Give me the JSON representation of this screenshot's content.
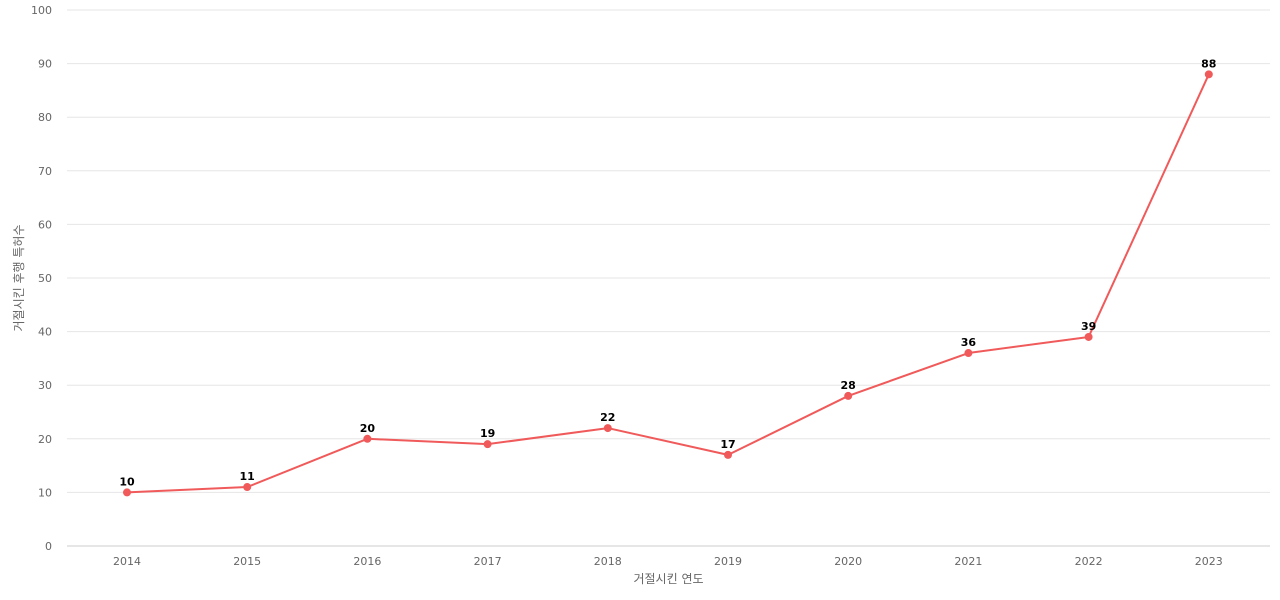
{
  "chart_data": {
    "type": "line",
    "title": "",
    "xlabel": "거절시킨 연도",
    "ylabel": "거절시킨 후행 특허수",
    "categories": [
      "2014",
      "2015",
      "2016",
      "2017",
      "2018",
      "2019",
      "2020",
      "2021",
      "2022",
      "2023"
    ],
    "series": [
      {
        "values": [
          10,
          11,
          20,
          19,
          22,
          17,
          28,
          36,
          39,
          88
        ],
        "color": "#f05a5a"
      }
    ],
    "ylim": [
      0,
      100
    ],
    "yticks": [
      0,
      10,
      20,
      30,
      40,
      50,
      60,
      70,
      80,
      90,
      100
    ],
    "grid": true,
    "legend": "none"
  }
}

-- -- --

### Task to complete
Every line is to be duplicated exactly, though pictures stay out.

### Reply to the task
Give me the JSON representation of this screenshot's content.
{
  "chart_data": {
    "type": "line",
    "title": "",
    "xlabel": "거절시킨 연도",
    "ylabel": "거절시킨 후행 특허수",
    "categories": [
      "2014",
      "2015",
      "2016",
      "2017",
      "2018",
      "2019",
      "2020",
      "2021",
      "2022",
      "2023"
    ],
    "series": [
      {
        "values": [
          10,
          11,
          20,
          19,
          22,
          17,
          28,
          36,
          39,
          88
        ],
        "color": "#f05a5a"
      }
    ],
    "ylim": [
      0,
      100
    ],
    "yticks": [
      0,
      10,
      20,
      30,
      40,
      50,
      60,
      70,
      80,
      90,
      100
    ],
    "grid": true,
    "legend": "none"
  }
}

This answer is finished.